Objective: Reproduce the material in full, exactly as written.
--------
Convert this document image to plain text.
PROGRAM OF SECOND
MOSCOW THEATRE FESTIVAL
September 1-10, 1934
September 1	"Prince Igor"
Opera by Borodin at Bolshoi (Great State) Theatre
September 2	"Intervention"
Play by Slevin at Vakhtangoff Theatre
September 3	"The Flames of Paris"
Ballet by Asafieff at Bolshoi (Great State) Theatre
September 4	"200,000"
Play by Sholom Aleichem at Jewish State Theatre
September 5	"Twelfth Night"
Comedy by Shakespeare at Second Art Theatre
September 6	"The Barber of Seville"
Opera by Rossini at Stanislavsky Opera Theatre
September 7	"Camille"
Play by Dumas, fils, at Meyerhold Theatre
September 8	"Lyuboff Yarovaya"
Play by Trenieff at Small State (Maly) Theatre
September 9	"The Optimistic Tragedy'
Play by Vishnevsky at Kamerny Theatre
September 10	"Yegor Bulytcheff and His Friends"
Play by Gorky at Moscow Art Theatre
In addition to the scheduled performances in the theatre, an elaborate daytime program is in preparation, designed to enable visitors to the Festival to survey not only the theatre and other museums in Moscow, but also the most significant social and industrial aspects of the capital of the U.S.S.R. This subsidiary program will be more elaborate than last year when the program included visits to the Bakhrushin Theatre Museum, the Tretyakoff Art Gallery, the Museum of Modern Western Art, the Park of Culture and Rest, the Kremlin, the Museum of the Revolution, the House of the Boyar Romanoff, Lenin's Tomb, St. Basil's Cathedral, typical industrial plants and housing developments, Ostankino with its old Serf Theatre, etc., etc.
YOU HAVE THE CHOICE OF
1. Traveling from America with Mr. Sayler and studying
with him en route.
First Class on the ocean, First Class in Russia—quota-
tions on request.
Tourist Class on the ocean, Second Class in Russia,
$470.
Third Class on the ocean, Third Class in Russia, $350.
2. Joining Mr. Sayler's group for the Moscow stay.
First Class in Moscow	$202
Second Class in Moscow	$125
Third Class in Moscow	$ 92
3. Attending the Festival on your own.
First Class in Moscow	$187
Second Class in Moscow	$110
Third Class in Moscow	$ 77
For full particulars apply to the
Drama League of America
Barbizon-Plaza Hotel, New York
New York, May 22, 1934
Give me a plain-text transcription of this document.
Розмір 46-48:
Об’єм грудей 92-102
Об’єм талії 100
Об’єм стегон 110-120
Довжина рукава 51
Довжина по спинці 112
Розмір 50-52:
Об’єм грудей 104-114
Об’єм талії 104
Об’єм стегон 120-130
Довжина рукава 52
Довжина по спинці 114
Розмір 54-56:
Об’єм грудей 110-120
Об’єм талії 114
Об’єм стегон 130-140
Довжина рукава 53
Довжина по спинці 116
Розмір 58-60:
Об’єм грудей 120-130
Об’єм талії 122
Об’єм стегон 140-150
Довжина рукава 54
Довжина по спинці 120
--------
Complete response:
Convert this document image to plain text.
PROGRAM OF SECOND
MOSCOW THEATRE FESTIVAL
September 1-10, 1934
September 1	"Prince Igor"
Opera by Borodin at Bolshoi (Great State) Theatre
September 2	"Intervention"
Play by Slevin at Vakhtangoff Theatre
September 3	"The Flames of Paris"
Ballet by Asafieff at Bolshoi (Great State) Theatre
September 4	"200,000"
Play by Sholom Aleichem at Jewish State Theatre
September 5	"Twelfth Night"
Comedy by Shakespeare at Second Art Theatre
September 6	"The Barber of Seville"
Opera by Rossini at Stanislavsky Opera Theatre
September 7	"Camille"
Play by Dumas, fils, at Meyerhold Theatre
September 8	"Lyuboff Yarovaya"
Play by Trenieff at Small State (Maly) Theatre
September 9	"The Optimistic Tragedy'
Play by Vishnevsky at Kamerny Theatre
September 10	"Yegor Bulytcheff and His Friends"
Play by Gorky at Moscow Art Theatre
In addition to the scheduled performances in the theatre, an elaborate daytime program is in preparation, designed to enable visitors to the Festival to survey not only the theatre and other museums in Moscow, but also the most significant social and industrial aspects of the capital of the U.S.S.R. This subsidiary program will be more elaborate than last year when the program included visits to the Bakhrushin Theatre Museum, the Tretyakoff Art Gallery, the Museum of Modern Western Art, the Park of Culture and Rest, the Kremlin, the Museum of the Revolution, the House of the Boyar Romanoff, Lenin's Tomb, St. Basil's Cathedral, typical industrial plants and housing developments, Ostankino with its old Serf Theatre, etc., etc.
YOU HAVE THE CHOICE OF
1. Traveling from America with Mr. Sayler and studying
with him en route.
First Class on the ocean, First Class in Russia—quota-
tions on request.
Tourist Class on the ocean, Second Class in Russia,
$470.
Third Class on the ocean, Third Class in Russia, $350.
2. Joining Mr. Sayler's group for the Moscow stay.
First Class in Moscow	$202
Second Class in Moscow	$125
Third Class in Moscow	$ 92
3. Attending the Festival on your own.
First Class in Moscow	$187
Second Class in Moscow	$110
Third Class in Moscow	$ 77
For full particulars apply to the
Drama League of America
Barbizon-Plaza Hotel, New York
New York, May 22, 1934
Give me a plain-text transcription of this document.
Розмір 46-48:
Об’єм грудей 92-102
Об’єм талії 100
Об’єм стегон 110-120
Довжина рукава 51
Довжина по спинці 112
Розмір 50-52:
Об’єм грудей 104-114
Об’єм талії 104
Об’єм стегон 120-130
Довжина рукава 52
Довжина по спинці 114
Розмір 54-56:
Об’єм грудей 110-120
Об’єм талії 114
Об’єм стегон 130-140
Довжина рукава 53
Довжина по спинці 116
Розмір 58-60:
Об’єм грудей 120-130
Об’єм талії 122
Об’єм стегон 140-150
Довжина рукава 54
Довжина по спинці 120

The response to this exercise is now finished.